_Your goal_
Write out exactly the lines below that run from the line containing "Convert this document image to plain text." through the last line of the records.

Dataset entries:
_ _ _ _ _

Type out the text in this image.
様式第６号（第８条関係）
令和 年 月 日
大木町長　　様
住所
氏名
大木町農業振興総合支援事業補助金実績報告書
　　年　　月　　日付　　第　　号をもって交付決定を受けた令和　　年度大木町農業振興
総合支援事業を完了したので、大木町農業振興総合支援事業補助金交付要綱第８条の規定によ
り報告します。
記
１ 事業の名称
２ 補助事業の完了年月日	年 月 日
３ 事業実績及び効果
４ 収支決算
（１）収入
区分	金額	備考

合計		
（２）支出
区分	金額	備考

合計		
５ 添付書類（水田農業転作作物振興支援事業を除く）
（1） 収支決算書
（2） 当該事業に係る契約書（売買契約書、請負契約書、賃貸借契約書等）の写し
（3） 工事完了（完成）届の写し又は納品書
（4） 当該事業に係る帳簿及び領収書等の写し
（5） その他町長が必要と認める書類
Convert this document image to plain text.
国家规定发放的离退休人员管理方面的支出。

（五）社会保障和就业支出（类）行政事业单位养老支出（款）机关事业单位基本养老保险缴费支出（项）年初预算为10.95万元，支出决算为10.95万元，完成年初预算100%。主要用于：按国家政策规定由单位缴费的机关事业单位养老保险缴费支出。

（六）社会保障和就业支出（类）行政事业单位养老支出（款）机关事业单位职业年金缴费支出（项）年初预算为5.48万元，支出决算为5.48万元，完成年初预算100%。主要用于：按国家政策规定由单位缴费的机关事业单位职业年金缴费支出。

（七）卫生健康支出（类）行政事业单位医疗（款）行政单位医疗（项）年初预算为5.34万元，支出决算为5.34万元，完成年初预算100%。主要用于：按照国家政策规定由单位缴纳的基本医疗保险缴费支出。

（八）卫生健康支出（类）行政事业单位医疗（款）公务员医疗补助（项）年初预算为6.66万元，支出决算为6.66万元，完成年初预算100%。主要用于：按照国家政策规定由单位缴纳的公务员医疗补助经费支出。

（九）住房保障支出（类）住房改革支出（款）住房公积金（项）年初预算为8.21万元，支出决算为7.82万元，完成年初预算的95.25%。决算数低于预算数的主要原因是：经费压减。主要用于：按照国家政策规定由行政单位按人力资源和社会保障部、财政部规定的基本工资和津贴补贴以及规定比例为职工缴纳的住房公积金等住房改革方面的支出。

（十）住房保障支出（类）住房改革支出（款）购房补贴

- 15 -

_ _ _ _ _

_Solution to the problem_
Convert this document image to plain text.
国家规定发放的离退休人员管理方面的支出。

（五）社会保障和就业支出（类）行政事业单位养老支出（款）机关事业单位基本养老保险缴费支出（项）年初预算为10.95万元，支出决算为10.95万元，完成年初预算100%。主要用于：按国家政策规定由单位缴费的机关事业单位养老保险缴费支出。

（六）社会保障和就业支出（类）行政事业单位养老支出（款）机关事业单位职业年金缴费支出（项）年初预算为5.48万元，支出决算为5.48万元，完成年初预算100%。主要用于：按国家政策规定由单位缴费的机关事业单位职业年金缴费支出。

（七）卫生健康支出（类）行政事业单位医疗（款）行政单位医疗（项）年初预算为5.34万元，支出决算为5.34万元，完成年初预算100%。主要用于：按照国家政策规定由单位缴纳的基本医疗保险缴费支出。

（八）卫生健康支出（类）行政事业单位医疗（款）公务员医疗补助（项）年初预算为6.66万元，支出决算为6.66万元，完成年初预算100%。主要用于：按照国家政策规定由单位缴纳的公务员医疗补助经费支出。

（九）住房保障支出（类）住房改革支出（款）住房公积金（项）年初预算为8.21万元，支出决算为7.82万元，完成年初预算的95.25%。决算数低于预算数的主要原因是：经费压减。主要用于：按照国家政策规定由行政单位按人力资源和社会保障部、财政部规定的基本工资和津贴补贴以及规定比例为职工缴纳的住房公积金等住房改革方面的支出。

（十）住房保障支出（类）住房改革支出（款）购房补贴

- 15 -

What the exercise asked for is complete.